* **YOUR INSTRUCTIONS**
Return each line of the listing that contains the string "Joseph".
======== INPUT ROWS ========
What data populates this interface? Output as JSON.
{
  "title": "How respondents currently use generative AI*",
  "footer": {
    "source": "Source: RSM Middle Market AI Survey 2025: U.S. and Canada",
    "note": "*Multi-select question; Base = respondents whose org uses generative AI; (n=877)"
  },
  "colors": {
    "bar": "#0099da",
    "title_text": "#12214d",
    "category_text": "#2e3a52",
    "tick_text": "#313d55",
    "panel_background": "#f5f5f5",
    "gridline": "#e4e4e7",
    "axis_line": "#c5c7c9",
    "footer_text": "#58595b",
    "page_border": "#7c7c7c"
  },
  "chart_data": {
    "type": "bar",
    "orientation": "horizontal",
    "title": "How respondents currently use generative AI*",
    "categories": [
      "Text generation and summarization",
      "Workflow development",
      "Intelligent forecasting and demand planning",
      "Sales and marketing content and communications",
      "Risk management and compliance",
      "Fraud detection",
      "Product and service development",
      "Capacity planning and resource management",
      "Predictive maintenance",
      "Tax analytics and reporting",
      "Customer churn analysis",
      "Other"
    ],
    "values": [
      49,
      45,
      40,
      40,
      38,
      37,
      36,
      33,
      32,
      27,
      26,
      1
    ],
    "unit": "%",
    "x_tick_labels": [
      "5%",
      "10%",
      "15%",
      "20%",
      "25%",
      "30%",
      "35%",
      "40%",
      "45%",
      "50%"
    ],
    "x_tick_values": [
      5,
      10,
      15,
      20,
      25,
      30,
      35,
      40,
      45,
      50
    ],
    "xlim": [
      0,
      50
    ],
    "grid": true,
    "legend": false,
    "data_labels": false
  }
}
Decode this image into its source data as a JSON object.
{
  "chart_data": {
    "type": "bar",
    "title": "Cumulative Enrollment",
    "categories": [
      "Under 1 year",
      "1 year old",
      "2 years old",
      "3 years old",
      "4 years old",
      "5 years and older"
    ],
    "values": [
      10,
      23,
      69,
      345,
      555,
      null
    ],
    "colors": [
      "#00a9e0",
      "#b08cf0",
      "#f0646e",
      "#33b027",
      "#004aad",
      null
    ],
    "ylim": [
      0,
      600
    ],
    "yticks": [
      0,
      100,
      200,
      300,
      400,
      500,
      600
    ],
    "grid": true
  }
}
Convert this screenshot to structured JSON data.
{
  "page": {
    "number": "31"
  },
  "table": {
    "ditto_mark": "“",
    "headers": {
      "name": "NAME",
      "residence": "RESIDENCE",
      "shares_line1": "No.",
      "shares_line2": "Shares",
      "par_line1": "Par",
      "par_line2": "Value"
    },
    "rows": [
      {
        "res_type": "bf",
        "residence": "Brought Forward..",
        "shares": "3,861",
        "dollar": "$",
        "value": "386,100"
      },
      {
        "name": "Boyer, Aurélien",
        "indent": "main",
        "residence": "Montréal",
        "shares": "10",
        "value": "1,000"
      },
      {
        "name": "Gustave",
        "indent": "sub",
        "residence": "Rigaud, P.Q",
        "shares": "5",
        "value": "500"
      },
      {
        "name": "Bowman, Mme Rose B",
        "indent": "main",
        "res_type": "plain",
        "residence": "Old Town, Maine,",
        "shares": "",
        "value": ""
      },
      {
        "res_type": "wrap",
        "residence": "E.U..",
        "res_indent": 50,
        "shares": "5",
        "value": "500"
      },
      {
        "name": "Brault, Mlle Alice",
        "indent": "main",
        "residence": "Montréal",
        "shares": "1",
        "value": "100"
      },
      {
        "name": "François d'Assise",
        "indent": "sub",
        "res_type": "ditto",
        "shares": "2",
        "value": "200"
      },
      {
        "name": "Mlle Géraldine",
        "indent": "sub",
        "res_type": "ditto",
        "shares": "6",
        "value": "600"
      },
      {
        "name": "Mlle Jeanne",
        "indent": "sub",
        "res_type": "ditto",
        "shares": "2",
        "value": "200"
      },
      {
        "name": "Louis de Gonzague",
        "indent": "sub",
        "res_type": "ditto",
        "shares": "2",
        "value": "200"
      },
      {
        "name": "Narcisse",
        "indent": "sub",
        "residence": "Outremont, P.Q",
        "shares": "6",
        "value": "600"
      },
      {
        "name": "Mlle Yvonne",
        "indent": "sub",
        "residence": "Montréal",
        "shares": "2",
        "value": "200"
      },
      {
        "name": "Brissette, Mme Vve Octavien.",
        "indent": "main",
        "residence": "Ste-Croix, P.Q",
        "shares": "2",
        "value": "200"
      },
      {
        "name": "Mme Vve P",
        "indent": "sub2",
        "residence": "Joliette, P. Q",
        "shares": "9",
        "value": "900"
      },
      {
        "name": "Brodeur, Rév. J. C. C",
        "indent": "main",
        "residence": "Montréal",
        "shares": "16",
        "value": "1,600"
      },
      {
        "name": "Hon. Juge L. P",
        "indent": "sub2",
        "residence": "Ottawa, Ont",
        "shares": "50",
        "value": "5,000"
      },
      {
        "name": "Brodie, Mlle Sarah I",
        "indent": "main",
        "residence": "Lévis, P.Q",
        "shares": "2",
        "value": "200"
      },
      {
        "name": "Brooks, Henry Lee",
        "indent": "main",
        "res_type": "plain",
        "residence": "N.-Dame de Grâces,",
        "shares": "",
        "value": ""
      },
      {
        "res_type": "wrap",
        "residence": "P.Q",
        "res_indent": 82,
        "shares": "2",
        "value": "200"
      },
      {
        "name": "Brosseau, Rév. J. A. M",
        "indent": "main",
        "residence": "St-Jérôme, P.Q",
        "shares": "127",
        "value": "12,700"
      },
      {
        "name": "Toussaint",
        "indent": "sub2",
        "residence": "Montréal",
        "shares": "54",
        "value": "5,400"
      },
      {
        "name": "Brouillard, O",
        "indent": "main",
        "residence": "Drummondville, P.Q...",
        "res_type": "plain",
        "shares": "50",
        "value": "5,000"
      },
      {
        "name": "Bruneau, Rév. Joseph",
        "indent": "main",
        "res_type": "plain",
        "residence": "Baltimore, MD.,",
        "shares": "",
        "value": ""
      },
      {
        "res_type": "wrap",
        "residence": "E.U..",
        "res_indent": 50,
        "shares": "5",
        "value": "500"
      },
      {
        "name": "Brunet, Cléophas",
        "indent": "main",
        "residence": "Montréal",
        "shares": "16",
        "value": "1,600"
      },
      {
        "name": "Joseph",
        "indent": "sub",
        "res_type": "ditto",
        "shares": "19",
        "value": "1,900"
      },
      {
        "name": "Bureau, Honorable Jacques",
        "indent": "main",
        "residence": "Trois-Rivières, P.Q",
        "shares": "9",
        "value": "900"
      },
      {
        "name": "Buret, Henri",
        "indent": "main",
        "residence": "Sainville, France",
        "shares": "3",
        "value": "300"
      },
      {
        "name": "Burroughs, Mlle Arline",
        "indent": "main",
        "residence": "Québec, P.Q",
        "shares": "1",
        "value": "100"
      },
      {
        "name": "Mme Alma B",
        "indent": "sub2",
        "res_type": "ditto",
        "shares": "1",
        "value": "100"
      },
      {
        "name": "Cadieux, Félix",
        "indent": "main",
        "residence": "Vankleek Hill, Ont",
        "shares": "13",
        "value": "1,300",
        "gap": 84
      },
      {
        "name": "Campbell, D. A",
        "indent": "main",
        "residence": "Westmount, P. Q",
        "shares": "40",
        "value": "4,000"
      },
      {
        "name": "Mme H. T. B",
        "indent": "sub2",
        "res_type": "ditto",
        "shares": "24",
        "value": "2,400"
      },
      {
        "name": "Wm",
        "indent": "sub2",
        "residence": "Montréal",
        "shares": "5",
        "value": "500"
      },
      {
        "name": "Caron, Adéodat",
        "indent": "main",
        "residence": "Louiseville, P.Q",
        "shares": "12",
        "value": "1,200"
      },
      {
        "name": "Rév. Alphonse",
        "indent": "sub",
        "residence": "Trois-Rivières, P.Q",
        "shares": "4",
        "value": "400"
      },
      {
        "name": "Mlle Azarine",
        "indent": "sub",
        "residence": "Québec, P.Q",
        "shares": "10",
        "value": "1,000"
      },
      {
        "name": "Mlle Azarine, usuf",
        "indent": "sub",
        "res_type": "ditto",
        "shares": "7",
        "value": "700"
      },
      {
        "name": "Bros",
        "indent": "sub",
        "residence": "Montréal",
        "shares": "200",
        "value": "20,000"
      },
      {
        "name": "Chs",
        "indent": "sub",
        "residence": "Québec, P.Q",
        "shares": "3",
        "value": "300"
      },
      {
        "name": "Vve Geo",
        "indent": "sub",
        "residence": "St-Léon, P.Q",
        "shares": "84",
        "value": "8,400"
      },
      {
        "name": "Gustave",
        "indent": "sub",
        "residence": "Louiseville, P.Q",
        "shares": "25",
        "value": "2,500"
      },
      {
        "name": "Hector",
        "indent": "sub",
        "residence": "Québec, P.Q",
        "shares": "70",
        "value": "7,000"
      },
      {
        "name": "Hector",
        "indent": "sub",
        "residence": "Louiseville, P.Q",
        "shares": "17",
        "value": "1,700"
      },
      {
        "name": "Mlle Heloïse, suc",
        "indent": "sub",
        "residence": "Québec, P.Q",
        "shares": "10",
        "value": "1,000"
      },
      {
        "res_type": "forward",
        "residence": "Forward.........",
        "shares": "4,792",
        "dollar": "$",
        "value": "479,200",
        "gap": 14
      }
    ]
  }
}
========
* **RESPONSE**
        "name": "Bruneau, Rév. Joseph",
        "name": "Joseph",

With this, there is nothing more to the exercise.